■ WHAT THE TASK REQUIRES: Copy out every line below that contains the string "bubble".

[Begin WORKING DATA]

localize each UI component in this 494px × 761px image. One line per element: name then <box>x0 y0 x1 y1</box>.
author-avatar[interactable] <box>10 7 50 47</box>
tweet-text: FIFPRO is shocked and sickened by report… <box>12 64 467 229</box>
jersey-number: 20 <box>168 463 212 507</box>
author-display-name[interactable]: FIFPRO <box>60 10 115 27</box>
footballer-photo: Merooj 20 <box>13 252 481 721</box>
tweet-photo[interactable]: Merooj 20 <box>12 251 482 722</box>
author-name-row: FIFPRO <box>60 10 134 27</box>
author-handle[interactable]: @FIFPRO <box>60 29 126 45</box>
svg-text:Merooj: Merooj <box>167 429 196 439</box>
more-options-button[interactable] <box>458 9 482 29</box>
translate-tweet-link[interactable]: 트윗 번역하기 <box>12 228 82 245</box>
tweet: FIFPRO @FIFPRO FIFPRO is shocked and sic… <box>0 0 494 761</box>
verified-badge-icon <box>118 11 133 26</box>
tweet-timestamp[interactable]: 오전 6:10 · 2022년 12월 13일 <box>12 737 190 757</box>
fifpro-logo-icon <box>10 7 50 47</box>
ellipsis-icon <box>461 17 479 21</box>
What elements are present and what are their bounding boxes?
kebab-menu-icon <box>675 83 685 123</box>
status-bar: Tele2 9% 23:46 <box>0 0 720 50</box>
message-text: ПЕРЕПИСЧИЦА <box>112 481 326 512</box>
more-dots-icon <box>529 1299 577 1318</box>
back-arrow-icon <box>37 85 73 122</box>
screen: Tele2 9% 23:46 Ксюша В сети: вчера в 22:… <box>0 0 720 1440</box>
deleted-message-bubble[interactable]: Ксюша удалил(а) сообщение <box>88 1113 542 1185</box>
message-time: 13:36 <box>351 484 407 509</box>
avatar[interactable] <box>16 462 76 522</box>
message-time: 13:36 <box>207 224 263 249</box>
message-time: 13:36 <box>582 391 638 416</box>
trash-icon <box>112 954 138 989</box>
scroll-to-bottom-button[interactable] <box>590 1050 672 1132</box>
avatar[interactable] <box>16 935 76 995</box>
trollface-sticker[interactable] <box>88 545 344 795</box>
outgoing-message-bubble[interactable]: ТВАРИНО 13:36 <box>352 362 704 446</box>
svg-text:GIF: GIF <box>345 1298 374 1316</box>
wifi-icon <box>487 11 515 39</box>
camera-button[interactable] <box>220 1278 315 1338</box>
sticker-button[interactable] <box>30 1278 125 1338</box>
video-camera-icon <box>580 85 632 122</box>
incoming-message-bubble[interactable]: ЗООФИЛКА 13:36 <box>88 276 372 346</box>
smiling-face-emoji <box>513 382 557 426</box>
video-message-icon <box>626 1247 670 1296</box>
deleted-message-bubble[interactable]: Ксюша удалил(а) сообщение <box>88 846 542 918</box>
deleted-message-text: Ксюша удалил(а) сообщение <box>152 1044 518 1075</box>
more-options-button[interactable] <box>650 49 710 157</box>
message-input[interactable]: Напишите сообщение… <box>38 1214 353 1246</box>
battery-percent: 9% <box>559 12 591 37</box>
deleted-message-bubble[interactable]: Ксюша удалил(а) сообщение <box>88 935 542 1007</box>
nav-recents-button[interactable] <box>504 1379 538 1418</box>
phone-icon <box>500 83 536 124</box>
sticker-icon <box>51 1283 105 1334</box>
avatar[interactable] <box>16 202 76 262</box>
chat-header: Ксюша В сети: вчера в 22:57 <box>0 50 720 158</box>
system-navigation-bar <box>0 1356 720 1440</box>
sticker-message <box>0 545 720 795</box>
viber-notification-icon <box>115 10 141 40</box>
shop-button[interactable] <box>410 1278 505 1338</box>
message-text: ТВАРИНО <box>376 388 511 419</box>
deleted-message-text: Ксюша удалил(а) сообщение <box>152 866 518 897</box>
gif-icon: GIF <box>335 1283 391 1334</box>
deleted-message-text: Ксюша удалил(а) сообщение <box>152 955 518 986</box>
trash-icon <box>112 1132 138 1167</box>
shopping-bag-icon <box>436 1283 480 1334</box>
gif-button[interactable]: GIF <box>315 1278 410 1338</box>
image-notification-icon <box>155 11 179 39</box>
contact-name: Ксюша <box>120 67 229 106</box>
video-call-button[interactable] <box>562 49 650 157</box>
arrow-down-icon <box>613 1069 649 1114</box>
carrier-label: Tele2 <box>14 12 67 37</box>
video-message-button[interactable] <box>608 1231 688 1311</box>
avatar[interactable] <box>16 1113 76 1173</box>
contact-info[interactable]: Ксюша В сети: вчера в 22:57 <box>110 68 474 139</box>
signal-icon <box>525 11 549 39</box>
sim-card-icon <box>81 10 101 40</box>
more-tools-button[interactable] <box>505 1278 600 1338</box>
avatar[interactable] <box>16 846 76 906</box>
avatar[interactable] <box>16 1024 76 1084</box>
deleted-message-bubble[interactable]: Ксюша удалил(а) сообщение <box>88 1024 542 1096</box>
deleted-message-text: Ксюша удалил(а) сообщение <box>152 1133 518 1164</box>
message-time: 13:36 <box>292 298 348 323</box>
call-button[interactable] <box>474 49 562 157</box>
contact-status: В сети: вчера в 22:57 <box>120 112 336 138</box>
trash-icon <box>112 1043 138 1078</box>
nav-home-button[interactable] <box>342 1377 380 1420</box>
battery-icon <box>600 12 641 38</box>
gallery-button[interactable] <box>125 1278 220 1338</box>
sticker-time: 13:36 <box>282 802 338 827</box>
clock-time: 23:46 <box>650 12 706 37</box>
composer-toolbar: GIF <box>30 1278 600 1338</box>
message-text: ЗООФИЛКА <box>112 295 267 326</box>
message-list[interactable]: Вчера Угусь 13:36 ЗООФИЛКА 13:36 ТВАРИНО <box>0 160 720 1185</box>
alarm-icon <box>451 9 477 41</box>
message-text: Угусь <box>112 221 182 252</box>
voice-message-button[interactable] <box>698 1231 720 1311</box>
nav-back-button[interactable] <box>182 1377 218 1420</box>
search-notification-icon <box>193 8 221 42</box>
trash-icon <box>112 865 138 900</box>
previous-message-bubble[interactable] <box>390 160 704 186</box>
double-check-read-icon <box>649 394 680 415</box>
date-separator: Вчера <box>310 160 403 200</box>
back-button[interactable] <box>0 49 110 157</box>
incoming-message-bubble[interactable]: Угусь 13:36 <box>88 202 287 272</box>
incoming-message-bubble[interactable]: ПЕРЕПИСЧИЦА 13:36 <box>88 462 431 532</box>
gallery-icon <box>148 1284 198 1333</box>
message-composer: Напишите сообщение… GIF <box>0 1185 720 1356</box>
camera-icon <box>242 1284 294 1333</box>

[End WORKING DATA]

■ SOLUTION TO THIS PROBLEM:
deleted-message-bubble[interactable]: Ксюша удалил(а) сообщение <box>88 1113 542 1185</box>
outgoing-message-bubble[interactable]: ТВАРИНО 13:36 <box>352 362 704 446</box>
incoming-message-bubble[interactable]: ЗООФИЛКА 13:36 <box>88 276 372 346</box>
deleted-message-bubble[interactable]: Ксюша удалил(а) сообщение <box>88 846 542 918</box>
deleted-message-bubble[interactable]: Ксюша удалил(а) сообщение <box>88 935 542 1007</box>
deleted-message-bubble[interactable]: Ксюша удалил(а) сообщение <box>88 1024 542 1096</box>
previous-message-bubble[interactable] <box>390 160 704 186</box>
incoming-message-bubble[interactable]: Угусь 13:36 <box>88 202 287 272</box>
incoming-message-bubble[interactable]: ПЕРЕПИСЧИЦА 13:36 <box>88 462 431 532</box>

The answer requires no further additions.